--- START Records shown ---

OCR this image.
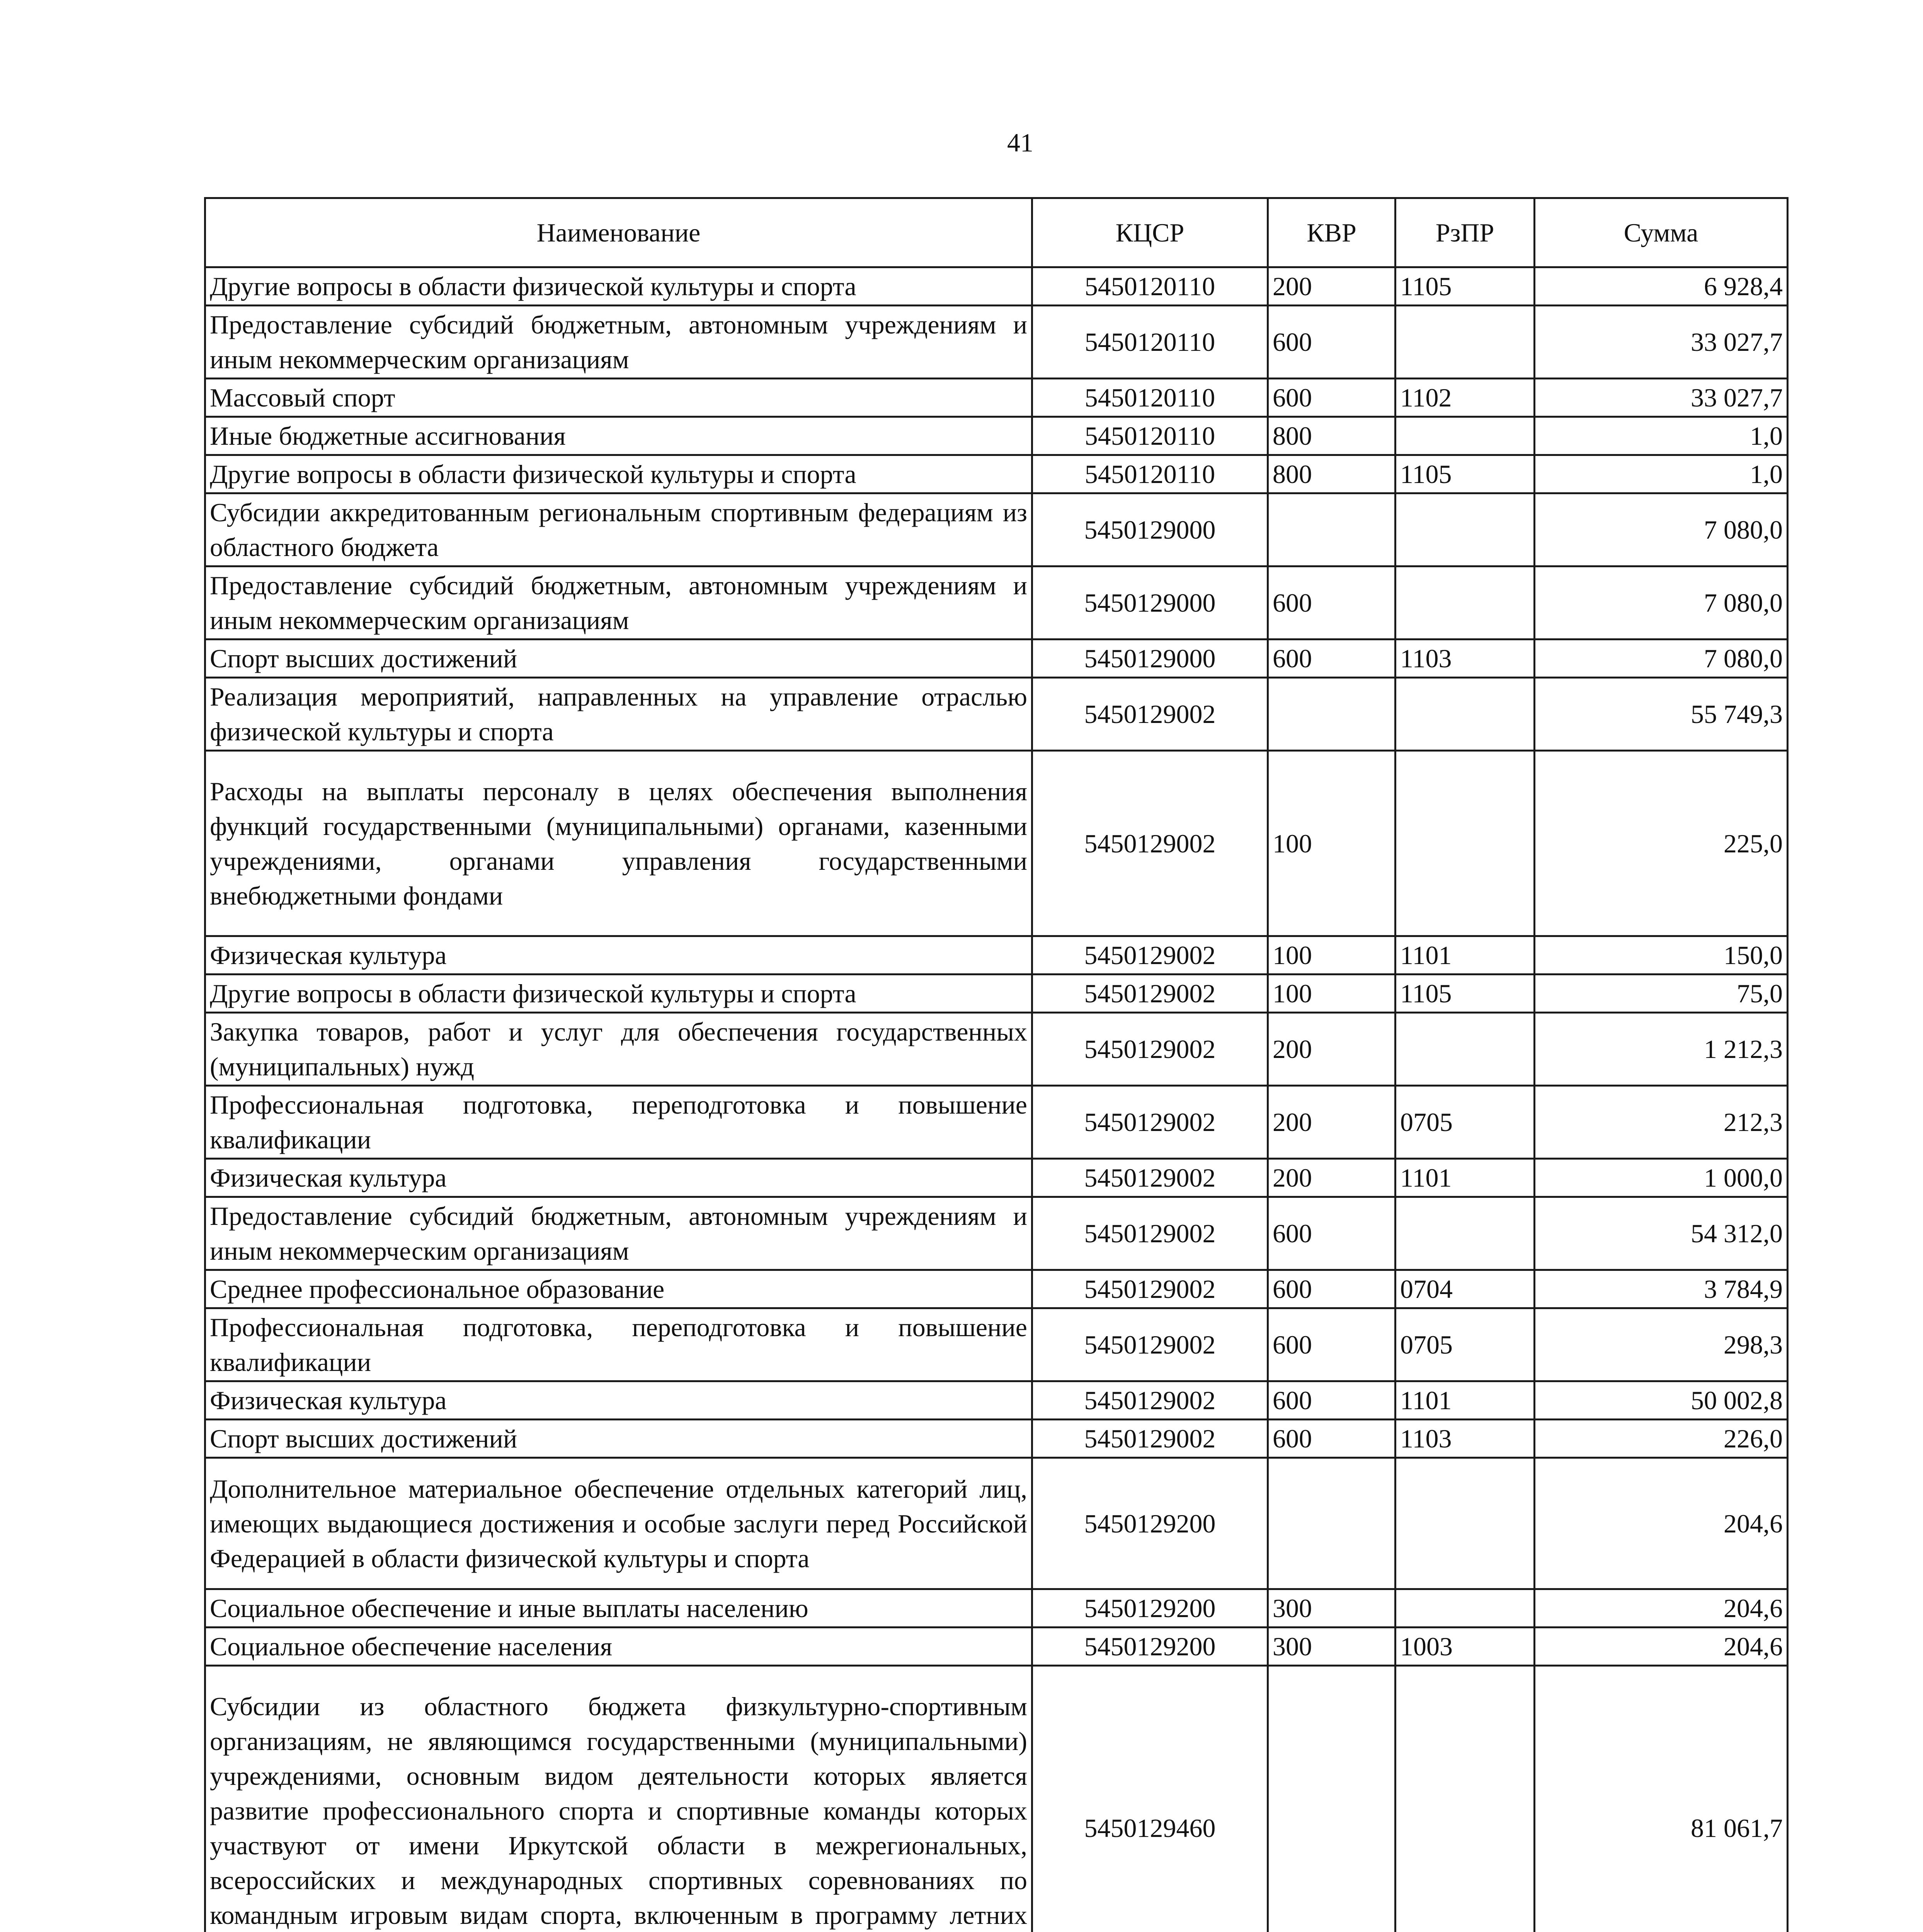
41
Наименование	КЦСР	КВР	РзПР	Сумма
Другие вопросы в области физической культуры и спорта	5450120110	200	1105	6 928,4
Предоставление субсидий бюджетным, автономным учреждениям и иным некоммерческим организациям	5450120110	600		33 027,7
Массовый спорт	5450120110	600	1102	33 027,7
Иные бюджетные ассигнования	5450120110	800		1,0
Другие вопросы в области физической культуры и спорта	5450120110	800	1105	1,0
Субсидии аккредитованным региональным спортивным федерациям из областного бюджета	5450129000			7 080,0
Предоставление субсидий бюджетным, автономным учреждениям и иным некоммерческим организациям	5450129000	600		7 080,0
Спорт высших достижений	5450129000	600	1103	7 080,0
Реализация мероприятий, направленных на управление отраслью физической культуры и спорта	5450129002			55 749,3
Расходы на выплаты персоналу в целях обеспечения выполнения функций государственными (муниципальными) органами, казенными учреждениями, органами управления государственными внебюджетными фондами	5450129002	100		225,0
Физическая культура	5450129002	100	1101	150,0
Другие вопросы в области физической культуры и спорта	5450129002	100	1105	75,0
Закупка товаров, работ и услуг для обеспечения государственных (муниципальных) нужд	5450129002	200		1 212,3
Профессиональная подготовка, переподготовка и повышение квалификации	5450129002	200	0705	212,3
Физическая культура	5450129002	200	1101	1 000,0
Предоставление субсидий бюджетным, автономным учреждениям и иным некоммерческим организациям	5450129002	600		54 312,0
Среднее профессиональное образование	5450129002	600	0704	3 784,9
Профессиональная подготовка, переподготовка и повышение квалификации	5450129002	600	0705	298,3
Физическая культура	5450129002	600	1101	50 002,8
Спорт высших достижений	5450129002	600	1103	226,0
Дополнительное материальное обеспечение отдельных категорий лиц, имеющих выдающиеся достижения и особые заслуги перед Российской Федерацией в области физической культуры и спорта	5450129200			204,6
Социальное обеспечение и иные выплаты населению	5450129200	300		204,6
Социальное обеспечение населения	5450129200	300	1003	204,6
Субсидии из областного бюджета физкультурно-спортивным организациям, не являющимся государственными (муниципальными) учреждениями, основным видом деятельности которых является развитие профессионального спорта и спортивные команды которых участвуют от имени Иркутской области в межрегиональных, всероссийских и международных спортивных соревнованиях по командным игровым видам спорта, включенным в программу летних	5450129460			81 061,7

--- END Records shown ---

(Set task):
Extract the entries in full, exactly as they are, minus the pictures.

(Written solution):
OCR this image.
41
Наименование	КЦСР	КВР	РзПР	Сумма
Другие вопросы в области физической культуры и спорта	5450120110	200	1105	6 928,4
Предоставление субсидий бюджетным, автономным учреждениям и иным некоммерческим организациям	5450120110	600		33 027,7
Массовый спорт	5450120110	600	1102	33 027,7
Иные бюджетные ассигнования	5450120110	800		1,0
Другие вопросы в области физической культуры и спорта	5450120110	800	1105	1,0
Субсидии аккредитованным региональным спортивным федерациям из областного бюджета	5450129000			7 080,0
Предоставление субсидий бюджетным, автономным учреждениям и иным некоммерческим организациям	5450129000	600		7 080,0
Спорт высших достижений	5450129000	600	1103	7 080,0
Реализация мероприятий, направленных на управление отраслью физической культуры и спорта	5450129002			55 749,3
Расходы на выплаты персоналу в целях обеспечения выполнения функций государственными (муниципальными) органами, казенными учреждениями, органами управления государственными внебюджетными фондами	5450129002	100		225,0
Физическая культура	5450129002	100	1101	150,0
Другие вопросы в области физической культуры и спорта	5450129002	100	1105	75,0
Закупка товаров, работ и услуг для обеспечения государственных (муниципальных) нужд	5450129002	200		1 212,3
Профессиональная подготовка, переподготовка и повышение квалификации	5450129002	200	0705	212,3
Физическая культура	5450129002	200	1101	1 000,0
Предоставление субсидий бюджетным, автономным учреждениям и иным некоммерческим организациям	5450129002	600		54 312,0
Среднее профессиональное образование	5450129002	600	0704	3 784,9
Профессиональная подготовка, переподготовка и повышение квалификации	5450129002	600	0705	298,3
Физическая культура	5450129002	600	1101	50 002,8
Спорт высших достижений	5450129002	600	1103	226,0
Дополнительное материальное обеспечение отдельных категорий лиц, имеющих выдающиеся достижения и особые заслуги перед Российской Федерацией в области физической культуры и спорта	5450129200			204,6
Социальное обеспечение и иные выплаты населению	5450129200	300		204,6
Социальное обеспечение населения	5450129200	300	1003	204,6
Субсидии из областного бюджета физкультурно-спортивным организациям, не являющимся государственными (муниципальными) учреждениями, основным видом деятельности которых является развитие профессионального спорта и спортивные команды которых участвуют от имени Иркутской области в межрегиональных, всероссийских и международных спортивных соревнованиях по командным игровым видам спорта, включенным в программу летних	5450129460			81 061,7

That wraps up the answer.